■ Reading passage ■
The Ontario Court of Appeal has overturned a judgment that awarded $341,775 in damages to a Windsor hairdresser who developed an "objectively bizarre" nervous disorder after seeing 1 1/2 dead flies floating in a container of bottled water.
Waddah "Martin" Mustapha noticed the flies as he replaced a bottle of Culligan water on his home dispenser in 2001 and developed a major depressive disorder.
His symptoms included phobias, nightmares and imagining flies walking on rotting food. Mustapha also worried about his wife preparing baby formula with the water and said he lost clients and his ability to perform sexually.
"Neither Mustapha nor any member of his family drank from the bottle," said Justice Robert Blair, writing for the appeal court yesterday.
"He became obsessed, however, with thoughts about the dead fly in the water and about the potential implications for his family's health of their having possibly been drinking unpurified water in the past."

■ Data for review ■
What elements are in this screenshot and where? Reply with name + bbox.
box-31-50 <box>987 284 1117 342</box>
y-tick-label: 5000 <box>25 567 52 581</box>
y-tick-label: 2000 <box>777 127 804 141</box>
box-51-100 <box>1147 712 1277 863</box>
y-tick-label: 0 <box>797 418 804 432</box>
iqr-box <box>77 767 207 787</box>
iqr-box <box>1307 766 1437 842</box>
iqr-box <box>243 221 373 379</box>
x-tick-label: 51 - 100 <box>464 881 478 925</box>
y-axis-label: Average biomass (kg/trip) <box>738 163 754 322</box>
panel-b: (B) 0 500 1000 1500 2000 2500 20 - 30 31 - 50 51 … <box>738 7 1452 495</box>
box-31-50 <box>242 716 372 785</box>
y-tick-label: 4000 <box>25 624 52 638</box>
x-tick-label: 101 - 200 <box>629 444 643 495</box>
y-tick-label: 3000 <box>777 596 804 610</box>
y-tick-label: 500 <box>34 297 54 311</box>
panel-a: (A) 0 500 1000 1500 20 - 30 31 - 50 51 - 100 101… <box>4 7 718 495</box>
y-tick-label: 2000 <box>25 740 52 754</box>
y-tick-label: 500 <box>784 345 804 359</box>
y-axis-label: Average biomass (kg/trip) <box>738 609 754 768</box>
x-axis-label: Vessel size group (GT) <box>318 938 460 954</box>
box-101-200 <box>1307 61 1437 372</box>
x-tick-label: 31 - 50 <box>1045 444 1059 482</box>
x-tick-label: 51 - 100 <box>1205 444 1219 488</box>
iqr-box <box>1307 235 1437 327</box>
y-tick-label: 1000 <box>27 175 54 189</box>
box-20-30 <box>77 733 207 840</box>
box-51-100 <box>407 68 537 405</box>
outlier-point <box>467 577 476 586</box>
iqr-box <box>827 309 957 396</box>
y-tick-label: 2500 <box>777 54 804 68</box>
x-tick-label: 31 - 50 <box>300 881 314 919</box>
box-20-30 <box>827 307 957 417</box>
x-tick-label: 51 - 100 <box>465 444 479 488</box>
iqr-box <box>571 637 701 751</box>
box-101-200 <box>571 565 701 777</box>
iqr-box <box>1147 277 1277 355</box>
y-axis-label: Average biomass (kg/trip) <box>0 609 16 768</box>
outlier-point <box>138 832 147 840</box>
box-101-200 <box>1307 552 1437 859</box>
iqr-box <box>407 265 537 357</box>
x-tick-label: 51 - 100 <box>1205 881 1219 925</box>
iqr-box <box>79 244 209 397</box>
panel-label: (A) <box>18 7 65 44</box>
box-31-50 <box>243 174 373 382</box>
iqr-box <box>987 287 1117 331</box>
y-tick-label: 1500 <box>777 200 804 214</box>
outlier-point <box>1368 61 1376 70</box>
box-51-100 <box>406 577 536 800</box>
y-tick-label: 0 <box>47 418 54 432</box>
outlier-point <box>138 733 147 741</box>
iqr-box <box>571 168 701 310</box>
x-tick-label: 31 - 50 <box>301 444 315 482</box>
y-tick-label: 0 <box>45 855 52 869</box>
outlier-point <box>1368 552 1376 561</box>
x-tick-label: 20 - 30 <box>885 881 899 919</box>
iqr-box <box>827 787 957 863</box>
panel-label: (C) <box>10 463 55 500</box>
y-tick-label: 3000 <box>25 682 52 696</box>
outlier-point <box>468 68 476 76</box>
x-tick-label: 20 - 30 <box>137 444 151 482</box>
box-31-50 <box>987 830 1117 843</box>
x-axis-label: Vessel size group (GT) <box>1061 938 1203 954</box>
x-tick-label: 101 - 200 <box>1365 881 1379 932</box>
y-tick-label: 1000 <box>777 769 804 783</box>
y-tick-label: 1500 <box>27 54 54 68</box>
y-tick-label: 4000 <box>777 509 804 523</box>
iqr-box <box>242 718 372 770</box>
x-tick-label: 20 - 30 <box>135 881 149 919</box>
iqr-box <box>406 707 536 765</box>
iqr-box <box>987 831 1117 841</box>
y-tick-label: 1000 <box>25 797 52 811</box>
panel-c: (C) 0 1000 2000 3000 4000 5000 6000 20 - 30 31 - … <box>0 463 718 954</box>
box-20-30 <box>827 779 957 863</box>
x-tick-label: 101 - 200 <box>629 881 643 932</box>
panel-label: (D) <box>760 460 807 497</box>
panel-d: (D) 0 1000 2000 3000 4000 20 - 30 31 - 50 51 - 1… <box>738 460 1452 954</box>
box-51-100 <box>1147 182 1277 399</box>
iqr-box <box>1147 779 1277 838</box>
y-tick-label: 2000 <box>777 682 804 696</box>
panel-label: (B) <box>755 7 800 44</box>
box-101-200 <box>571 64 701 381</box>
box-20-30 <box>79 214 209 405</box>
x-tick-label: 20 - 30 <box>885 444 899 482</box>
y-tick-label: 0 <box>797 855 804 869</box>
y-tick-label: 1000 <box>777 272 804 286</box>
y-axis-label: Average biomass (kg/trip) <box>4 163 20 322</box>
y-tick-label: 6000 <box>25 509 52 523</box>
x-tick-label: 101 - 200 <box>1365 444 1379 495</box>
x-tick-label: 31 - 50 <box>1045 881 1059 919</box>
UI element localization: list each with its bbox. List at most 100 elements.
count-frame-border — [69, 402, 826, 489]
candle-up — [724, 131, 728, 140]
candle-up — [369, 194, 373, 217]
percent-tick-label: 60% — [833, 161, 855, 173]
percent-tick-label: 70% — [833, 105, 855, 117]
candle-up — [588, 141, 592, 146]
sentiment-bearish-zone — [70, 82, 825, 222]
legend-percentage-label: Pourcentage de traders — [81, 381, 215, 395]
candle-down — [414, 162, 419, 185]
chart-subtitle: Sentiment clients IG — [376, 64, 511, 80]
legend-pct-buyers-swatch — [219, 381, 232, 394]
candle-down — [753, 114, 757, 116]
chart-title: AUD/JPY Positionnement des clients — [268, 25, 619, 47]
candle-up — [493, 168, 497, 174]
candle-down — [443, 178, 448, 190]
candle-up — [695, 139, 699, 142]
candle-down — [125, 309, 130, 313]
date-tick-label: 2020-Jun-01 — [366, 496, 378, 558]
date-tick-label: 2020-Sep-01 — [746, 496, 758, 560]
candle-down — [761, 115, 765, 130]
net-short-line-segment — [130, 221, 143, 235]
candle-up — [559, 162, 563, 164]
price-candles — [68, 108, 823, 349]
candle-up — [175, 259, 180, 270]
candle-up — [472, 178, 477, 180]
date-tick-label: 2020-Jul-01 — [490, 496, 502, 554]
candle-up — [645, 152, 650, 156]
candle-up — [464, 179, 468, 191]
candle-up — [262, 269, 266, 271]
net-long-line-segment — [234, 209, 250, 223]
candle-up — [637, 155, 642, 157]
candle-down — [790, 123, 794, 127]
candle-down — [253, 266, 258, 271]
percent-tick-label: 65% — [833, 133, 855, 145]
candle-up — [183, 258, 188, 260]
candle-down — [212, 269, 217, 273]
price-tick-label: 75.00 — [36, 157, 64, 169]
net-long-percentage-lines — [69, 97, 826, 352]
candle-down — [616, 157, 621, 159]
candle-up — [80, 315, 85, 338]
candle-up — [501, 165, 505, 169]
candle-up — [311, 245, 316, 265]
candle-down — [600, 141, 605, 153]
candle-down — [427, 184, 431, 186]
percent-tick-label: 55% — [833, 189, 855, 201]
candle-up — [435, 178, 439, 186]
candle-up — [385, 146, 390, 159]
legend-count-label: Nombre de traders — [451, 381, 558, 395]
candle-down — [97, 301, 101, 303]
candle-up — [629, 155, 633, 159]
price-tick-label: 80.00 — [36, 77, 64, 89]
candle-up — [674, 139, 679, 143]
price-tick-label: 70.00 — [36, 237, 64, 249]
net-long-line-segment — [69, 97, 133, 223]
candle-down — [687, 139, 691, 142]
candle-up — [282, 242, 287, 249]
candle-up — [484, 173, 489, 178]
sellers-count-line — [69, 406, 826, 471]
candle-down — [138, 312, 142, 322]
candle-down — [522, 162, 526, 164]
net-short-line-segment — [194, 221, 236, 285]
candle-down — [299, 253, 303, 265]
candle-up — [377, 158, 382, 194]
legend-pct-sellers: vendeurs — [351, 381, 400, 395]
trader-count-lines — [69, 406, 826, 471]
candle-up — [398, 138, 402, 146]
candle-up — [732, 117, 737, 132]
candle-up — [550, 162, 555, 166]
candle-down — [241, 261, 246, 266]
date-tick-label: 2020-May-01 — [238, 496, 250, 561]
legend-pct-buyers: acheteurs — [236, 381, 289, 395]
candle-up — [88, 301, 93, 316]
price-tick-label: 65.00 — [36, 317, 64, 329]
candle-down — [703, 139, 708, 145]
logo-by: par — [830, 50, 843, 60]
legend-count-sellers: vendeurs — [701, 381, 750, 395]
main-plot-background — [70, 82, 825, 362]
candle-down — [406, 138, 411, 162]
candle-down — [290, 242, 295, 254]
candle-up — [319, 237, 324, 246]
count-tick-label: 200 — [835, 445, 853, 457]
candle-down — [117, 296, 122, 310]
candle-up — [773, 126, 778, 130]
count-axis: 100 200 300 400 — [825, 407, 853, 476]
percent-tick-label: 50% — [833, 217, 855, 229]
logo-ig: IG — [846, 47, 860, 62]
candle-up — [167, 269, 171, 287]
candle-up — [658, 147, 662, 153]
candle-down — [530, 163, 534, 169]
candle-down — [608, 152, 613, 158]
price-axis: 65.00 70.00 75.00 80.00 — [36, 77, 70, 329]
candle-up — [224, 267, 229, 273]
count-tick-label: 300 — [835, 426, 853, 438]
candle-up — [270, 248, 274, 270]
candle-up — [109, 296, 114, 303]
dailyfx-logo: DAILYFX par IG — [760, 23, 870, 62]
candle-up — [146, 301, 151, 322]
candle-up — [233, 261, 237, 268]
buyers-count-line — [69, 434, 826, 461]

■ Problem set ■
1/ In the news article about the bottled-water lawsuit, how much in damages did the overturned judgment award?
2/ Carry on the news article about the bottled-water lawsuit from its last sentence.
You can leave the entries aside, since none of this work relies on them.

■ List of answers ■
1/ $341,775

2/
While characterizing Mustapha's reaction as "objectively bizarre," the trial judge, Justice John Brockenshire, found it was explained in part by his upbringing in the Middle East, "where the devotion to and concern for the family is at a higher level than is found in North America."
Maybe so in the Middle East--depending on a rather strained definition of paternal solicitude--but the problem is clearly with the neurotic hypochondriac who went nuts over a fly in his water.
The thin-skull plaintiff rule must have its limits somewhere. Who hasn't seen a dead fly floating around in the sink?
The Ontario Court of Appeal, when dealing with legal liability instead of social policy, can exercise common sense in its bailiwick. Mustapha needs a shrink, not a cheque, to deal with his problems.